→ WORK REQUIRED
For each entry that follows, produce an exact copy.

→ GIVEN RECORDS
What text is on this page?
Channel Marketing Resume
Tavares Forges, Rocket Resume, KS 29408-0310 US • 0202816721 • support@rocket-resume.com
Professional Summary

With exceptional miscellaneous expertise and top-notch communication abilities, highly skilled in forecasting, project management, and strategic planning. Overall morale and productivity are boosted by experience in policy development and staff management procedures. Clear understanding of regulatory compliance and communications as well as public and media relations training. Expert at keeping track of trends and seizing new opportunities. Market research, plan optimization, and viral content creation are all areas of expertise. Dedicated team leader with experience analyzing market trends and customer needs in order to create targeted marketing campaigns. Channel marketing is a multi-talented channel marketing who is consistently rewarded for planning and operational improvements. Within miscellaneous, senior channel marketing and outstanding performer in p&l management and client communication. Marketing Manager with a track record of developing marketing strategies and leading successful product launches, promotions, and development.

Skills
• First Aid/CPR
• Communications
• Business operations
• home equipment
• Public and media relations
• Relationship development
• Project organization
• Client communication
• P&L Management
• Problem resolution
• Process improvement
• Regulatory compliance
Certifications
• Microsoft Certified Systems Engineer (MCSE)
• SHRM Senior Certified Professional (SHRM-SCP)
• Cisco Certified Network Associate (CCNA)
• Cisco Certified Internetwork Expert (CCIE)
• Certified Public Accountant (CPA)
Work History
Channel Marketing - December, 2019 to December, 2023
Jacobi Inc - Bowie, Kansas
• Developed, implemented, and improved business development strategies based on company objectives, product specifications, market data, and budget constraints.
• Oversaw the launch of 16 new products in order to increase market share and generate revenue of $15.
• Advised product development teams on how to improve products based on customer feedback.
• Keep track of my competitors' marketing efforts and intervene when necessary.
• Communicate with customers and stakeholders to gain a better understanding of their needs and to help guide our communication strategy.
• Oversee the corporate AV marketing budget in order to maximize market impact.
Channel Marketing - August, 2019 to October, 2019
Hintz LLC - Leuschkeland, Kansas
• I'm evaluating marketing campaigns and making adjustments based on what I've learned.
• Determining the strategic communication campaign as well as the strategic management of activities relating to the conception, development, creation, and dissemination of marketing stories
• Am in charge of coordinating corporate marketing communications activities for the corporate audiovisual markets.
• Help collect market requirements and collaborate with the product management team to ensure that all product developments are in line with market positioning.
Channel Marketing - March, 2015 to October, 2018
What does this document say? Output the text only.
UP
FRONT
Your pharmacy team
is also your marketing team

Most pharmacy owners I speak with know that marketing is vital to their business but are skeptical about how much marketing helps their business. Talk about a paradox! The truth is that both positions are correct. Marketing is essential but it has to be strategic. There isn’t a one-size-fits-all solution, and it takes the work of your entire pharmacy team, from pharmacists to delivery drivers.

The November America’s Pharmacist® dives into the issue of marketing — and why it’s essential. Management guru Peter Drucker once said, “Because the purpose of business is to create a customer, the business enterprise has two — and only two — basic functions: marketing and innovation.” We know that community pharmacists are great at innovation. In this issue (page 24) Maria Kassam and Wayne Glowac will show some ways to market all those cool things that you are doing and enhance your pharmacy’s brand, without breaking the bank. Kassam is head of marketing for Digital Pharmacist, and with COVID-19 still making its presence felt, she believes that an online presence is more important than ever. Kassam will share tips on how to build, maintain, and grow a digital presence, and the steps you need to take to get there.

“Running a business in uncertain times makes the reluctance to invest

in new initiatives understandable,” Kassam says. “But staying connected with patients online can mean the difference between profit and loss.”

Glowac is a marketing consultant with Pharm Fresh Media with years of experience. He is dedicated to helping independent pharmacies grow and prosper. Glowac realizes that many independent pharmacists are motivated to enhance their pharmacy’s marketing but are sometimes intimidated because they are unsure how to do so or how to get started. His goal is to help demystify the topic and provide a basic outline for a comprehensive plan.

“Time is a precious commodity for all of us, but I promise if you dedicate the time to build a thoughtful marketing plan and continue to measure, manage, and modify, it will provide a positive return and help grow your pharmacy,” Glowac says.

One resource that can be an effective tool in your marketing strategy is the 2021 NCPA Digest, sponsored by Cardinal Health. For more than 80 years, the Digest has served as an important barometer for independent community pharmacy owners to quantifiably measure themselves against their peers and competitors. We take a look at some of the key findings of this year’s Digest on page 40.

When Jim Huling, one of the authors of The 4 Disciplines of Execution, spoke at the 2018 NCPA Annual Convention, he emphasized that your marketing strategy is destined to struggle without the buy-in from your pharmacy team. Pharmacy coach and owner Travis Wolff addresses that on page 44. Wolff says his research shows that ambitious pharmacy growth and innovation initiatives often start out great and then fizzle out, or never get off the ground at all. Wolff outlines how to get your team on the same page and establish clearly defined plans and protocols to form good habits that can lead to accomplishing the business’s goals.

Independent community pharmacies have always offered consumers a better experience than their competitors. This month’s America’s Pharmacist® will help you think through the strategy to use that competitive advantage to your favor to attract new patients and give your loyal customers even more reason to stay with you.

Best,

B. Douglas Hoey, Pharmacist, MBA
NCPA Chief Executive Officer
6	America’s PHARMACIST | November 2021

→ TASK SOLUTION
What text is on this page?
Channel Marketing Resume
Tavares Forges, Rocket Resume, KS 29408-0310 US • 0202816721 • support@rocket-resume.com
Professional Summary

With exceptional miscellaneous expertise and top-notch communication abilities, highly skilled in forecasting, project management, and strategic planning. Overall morale and productivity are boosted by experience in policy development and staff management procedures. Clear understanding of regulatory compliance and communications as well as public and media relations training. Expert at keeping track of trends and seizing new opportunities. Market research, plan optimization, and viral content creation are all areas of expertise. Dedicated team leader with experience analyzing market trends and customer needs in order to create targeted marketing campaigns. Channel marketing is a multi-talented channel marketing who is consistently rewarded for planning and operational improvements. Within miscellaneous, senior channel marketing and outstanding performer in p&l management and client communication. Marketing Manager with a track record of developing marketing strategies and leading successful product launches, promotions, and development.

Skills
• First Aid/CPR
• Communications
• Business operations
• home equipment
• Public and media relations
• Relationship development
• Project organization
• Client communication
• P&L Management
• Problem resolution
• Process improvement
• Regulatory compliance
Certifications
• Microsoft Certified Systems Engineer (MCSE)
• SHRM Senior Certified Professional (SHRM-SCP)
• Cisco Certified Network Associate (CCNA)
• Cisco Certified Internetwork Expert (CCIE)
• Certified Public Accountant (CPA)
Work History
Channel Marketing - December, 2019 to December, 2023
Jacobi Inc - Bowie, Kansas
• Developed, implemented, and improved business development strategies based on company objectives, product specifications, market data, and budget constraints.
• Oversaw the launch of 16 new products in order to increase market share and generate revenue of $15.
• Advised product development teams on how to improve products based on customer feedback.
• Keep track of my competitors' marketing efforts and intervene when necessary.
• Communicate with customers and stakeholders to gain a better understanding of their needs and to help guide our communication strategy.
• Oversee the corporate AV marketing budget in order to maximize market impact.
Channel Marketing - August, 2019 to October, 2019
Hintz LLC - Leuschkeland, Kansas
• I'm evaluating marketing campaigns and making adjustments based on what I've learned.
• Determining the strategic communication campaign as well as the strategic management of activities relating to the conception, development, creation, and dissemination of marketing stories
• Am in charge of coordinating corporate marketing communications activities for the corporate audiovisual markets.
• Help collect market requirements and collaborate with the product management team to ensure that all product developments are in line with market positioning.
Channel Marketing - March, 2015 to October, 2018
What does this document say? Output the text only.
UP
FRONT
Your pharmacy team
is also your marketing team

Most pharmacy owners I speak with know that marketing is vital to their business but are skeptical about how much marketing helps their business. Talk about a paradox! The truth is that both positions are correct. Marketing is essential but it has to be strategic. There isn’t a one-size-fits-all solution, and it takes the work of your entire pharmacy team, from pharmacists to delivery drivers.

The November America’s Pharmacist® dives into the issue of marketing — and why it’s essential. Management guru Peter Drucker once said, “Because the purpose of business is to create a customer, the business enterprise has two — and only two — basic functions: marketing and innovation.” We know that community pharmacists are great at innovation. In this issue (page 24) Maria Kassam and Wayne Glowac will show some ways to market all those cool things that you are doing and enhance your pharmacy’s brand, without breaking the bank. Kassam is head of marketing for Digital Pharmacist, and with COVID-19 still making its presence felt, she believes that an online presence is more important than ever. Kassam will share tips on how to build, maintain, and grow a digital presence, and the steps you need to take to get there.

“Running a business in uncertain times makes the reluctance to invest

in new initiatives understandable,” Kassam says. “But staying connected with patients online can mean the difference between profit and loss.”

Glowac is a marketing consultant with Pharm Fresh Media with years of experience. He is dedicated to helping independent pharmacies grow and prosper. Glowac realizes that many independent pharmacists are motivated to enhance their pharmacy’s marketing but are sometimes intimidated because they are unsure how to do so or how to get started. His goal is to help demystify the topic and provide a basic outline for a comprehensive plan.

“Time is a precious commodity for all of us, but I promise if you dedicate the time to build a thoughtful marketing plan and continue to measure, manage, and modify, it will provide a positive return and help grow your pharmacy,” Glowac says.

One resource that can be an effective tool in your marketing strategy is the 2021 NCPA Digest, sponsored by Cardinal Health. For more than 80 years, the Digest has served as an important barometer for independent community pharmacy owners to quantifiably measure themselves against their peers and competitors. We take a look at some of the key findings of this year’s Digest on page 40.

When Jim Huling, one of the authors of The 4 Disciplines of Execution, spoke at the 2018 NCPA Annual Convention, he emphasized that your marketing strategy is destined to struggle without the buy-in from your pharmacy team. Pharmacy coach and owner Travis Wolff addresses that on page 44. Wolff says his research shows that ambitious pharmacy growth and innovation initiatives often start out great and then fizzle out, or never get off the ground at all. Wolff outlines how to get your team on the same page and establish clearly defined plans and protocols to form good habits that can lead to accomplishing the business’s goals.

Independent community pharmacies have always offered consumers a better experience than their competitors. This month’s America’s Pharmacist® will help you think through the strategy to use that competitive advantage to your favor to attract new patients and give your loyal customers even more reason to stay with you.

Best,

B. Douglas Hoey, Pharmacist, MBA
NCPA Chief Executive Officer
6	America’s PHARMACIST | November 2021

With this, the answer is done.